### What to work on:
Output the lines that follow exactly as they are.

◆ ◆ ◆ ◆ ◆

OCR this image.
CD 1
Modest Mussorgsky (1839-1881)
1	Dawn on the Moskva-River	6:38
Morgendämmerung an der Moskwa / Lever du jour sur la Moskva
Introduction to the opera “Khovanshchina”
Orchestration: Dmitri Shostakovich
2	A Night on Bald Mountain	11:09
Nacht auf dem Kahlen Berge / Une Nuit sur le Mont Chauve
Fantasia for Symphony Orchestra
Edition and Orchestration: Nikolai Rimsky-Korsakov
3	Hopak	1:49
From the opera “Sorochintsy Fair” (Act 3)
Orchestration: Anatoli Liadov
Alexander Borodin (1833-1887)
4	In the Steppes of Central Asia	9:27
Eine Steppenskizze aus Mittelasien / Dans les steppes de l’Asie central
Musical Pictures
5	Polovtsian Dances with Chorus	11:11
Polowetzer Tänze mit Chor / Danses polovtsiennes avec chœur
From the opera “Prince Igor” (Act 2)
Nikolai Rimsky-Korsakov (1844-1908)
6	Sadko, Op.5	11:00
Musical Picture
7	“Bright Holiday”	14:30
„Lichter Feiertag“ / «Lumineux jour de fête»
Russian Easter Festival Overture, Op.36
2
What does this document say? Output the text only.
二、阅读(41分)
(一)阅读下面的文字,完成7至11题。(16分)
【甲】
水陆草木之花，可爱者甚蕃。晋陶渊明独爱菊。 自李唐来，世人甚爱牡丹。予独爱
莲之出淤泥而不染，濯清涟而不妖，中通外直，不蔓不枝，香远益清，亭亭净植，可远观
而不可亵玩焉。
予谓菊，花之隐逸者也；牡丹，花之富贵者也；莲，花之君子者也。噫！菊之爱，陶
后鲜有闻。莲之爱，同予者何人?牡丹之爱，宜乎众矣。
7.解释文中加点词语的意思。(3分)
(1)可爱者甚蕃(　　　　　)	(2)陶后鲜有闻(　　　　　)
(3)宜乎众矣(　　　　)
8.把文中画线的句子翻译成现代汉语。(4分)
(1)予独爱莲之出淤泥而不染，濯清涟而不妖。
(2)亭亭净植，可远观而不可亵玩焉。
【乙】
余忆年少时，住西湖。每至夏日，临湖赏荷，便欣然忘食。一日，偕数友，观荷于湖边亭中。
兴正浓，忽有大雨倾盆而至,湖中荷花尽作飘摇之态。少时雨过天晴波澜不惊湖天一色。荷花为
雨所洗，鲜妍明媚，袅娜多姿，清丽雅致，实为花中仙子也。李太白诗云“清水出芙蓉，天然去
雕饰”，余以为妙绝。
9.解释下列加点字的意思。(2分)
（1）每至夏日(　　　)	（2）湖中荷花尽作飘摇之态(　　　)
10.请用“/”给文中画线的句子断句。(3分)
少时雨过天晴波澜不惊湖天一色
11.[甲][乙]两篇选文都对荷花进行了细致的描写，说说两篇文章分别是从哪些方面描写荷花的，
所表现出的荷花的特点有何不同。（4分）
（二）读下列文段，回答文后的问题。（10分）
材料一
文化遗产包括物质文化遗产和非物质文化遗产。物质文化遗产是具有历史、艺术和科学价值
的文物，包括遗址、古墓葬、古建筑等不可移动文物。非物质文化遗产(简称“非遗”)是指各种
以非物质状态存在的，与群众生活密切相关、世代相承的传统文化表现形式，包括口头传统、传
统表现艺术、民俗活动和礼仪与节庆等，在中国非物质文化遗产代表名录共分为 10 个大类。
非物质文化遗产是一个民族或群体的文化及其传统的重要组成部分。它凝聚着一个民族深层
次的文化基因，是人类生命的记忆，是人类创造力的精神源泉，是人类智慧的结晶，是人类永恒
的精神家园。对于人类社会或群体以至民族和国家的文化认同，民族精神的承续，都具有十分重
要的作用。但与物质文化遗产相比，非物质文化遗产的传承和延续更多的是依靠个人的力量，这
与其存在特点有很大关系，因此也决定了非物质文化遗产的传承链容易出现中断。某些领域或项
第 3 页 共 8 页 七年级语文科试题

◆ ◆ ◆ ◆ ◆

### Answer to this exercise:
OCR this image.
CD 1
Modest Mussorgsky (1839-1881)
1	Dawn on the Moskva-River	6:38
Morgendämmerung an der Moskwa / Lever du jour sur la Moskva
Introduction to the opera “Khovanshchina”
Orchestration: Dmitri Shostakovich
2	A Night on Bald Mountain	11:09
Nacht auf dem Kahlen Berge / Une Nuit sur le Mont Chauve
Fantasia for Symphony Orchestra
Edition and Orchestration: Nikolai Rimsky-Korsakov
3	Hopak	1:49
From the opera “Sorochintsy Fair” (Act 3)
Orchestration: Anatoli Liadov
Alexander Borodin (1833-1887)
4	In the Steppes of Central Asia	9:27
Eine Steppenskizze aus Mittelasien / Dans les steppes de l’Asie central
Musical Pictures
5	Polovtsian Dances with Chorus	11:11
Polowetzer Tänze mit Chor / Danses polovtsiennes avec chœur
From the opera “Prince Igor” (Act 2)
Nikolai Rimsky-Korsakov (1844-1908)
6	Sadko, Op.5	11:00
Musical Picture
7	“Bright Holiday”	14:30
„Lichter Feiertag“ / «Lumineux jour de fête»
Russian Easter Festival Overture, Op.36
2
What does this document say? Output the text only.
二、阅读(41分)
(一)阅读下面的文字,完成7至11题。(16分)
【甲】
水陆草木之花，可爱者甚蕃。晋陶渊明独爱菊。 自李唐来，世人甚爱牡丹。予独爱
莲之出淤泥而不染，濯清涟而不妖，中通外直，不蔓不枝，香远益清，亭亭净植，可远观
而不可亵玩焉。
予谓菊，花之隐逸者也；牡丹，花之富贵者也；莲，花之君子者也。噫！菊之爱，陶
后鲜有闻。莲之爱，同予者何人?牡丹之爱，宜乎众矣。
7.解释文中加点词语的意思。(3分)
(1)可爱者甚蕃(　　　　　)	(2)陶后鲜有闻(　　　　　)
(3)宜乎众矣(　　　　)
8.把文中画线的句子翻译成现代汉语。(4分)
(1)予独爱莲之出淤泥而不染，濯清涟而不妖。
(2)亭亭净植，可远观而不可亵玩焉。
【乙】
余忆年少时，住西湖。每至夏日，临湖赏荷，便欣然忘食。一日，偕数友，观荷于湖边亭中。
兴正浓，忽有大雨倾盆而至,湖中荷花尽作飘摇之态。少时雨过天晴波澜不惊湖天一色。荷花为
雨所洗，鲜妍明媚，袅娜多姿，清丽雅致，实为花中仙子也。李太白诗云“清水出芙蓉，天然去
雕饰”，余以为妙绝。
9.解释下列加点字的意思。(2分)
（1）每至夏日(　　　)	（2）湖中荷花尽作飘摇之态(　　　)
10.请用“/”给文中画线的句子断句。(3分)
少时雨过天晴波澜不惊湖天一色
11.[甲][乙]两篇选文都对荷花进行了细致的描写，说说两篇文章分别是从哪些方面描写荷花的，
所表现出的荷花的特点有何不同。（4分）
（二）读下列文段，回答文后的问题。（10分）
材料一
文化遗产包括物质文化遗产和非物质文化遗产。物质文化遗产是具有历史、艺术和科学价值
的文物，包括遗址、古墓葬、古建筑等不可移动文物。非物质文化遗产(简称“非遗”)是指各种
以非物质状态存在的，与群众生活密切相关、世代相承的传统文化表现形式，包括口头传统、传
统表现艺术、民俗活动和礼仪与节庆等，在中国非物质文化遗产代表名录共分为 10 个大类。
非物质文化遗产是一个民族或群体的文化及其传统的重要组成部分。它凝聚着一个民族深层
次的文化基因，是人类生命的记忆，是人类创造力的精神源泉，是人类智慧的结晶，是人类永恒
的精神家园。对于人类社会或群体以至民族和国家的文化认同，民族精神的承续，都具有十分重
要的作用。但与物质文化遗产相比，非物质文化遗产的传承和延续更多的是依靠个人的力量，这
与其存在特点有很大关系，因此也决定了非物质文化遗产的传承链容易出现中断。某些领域或项
第 3 页 共 8 页 七年级语文科试题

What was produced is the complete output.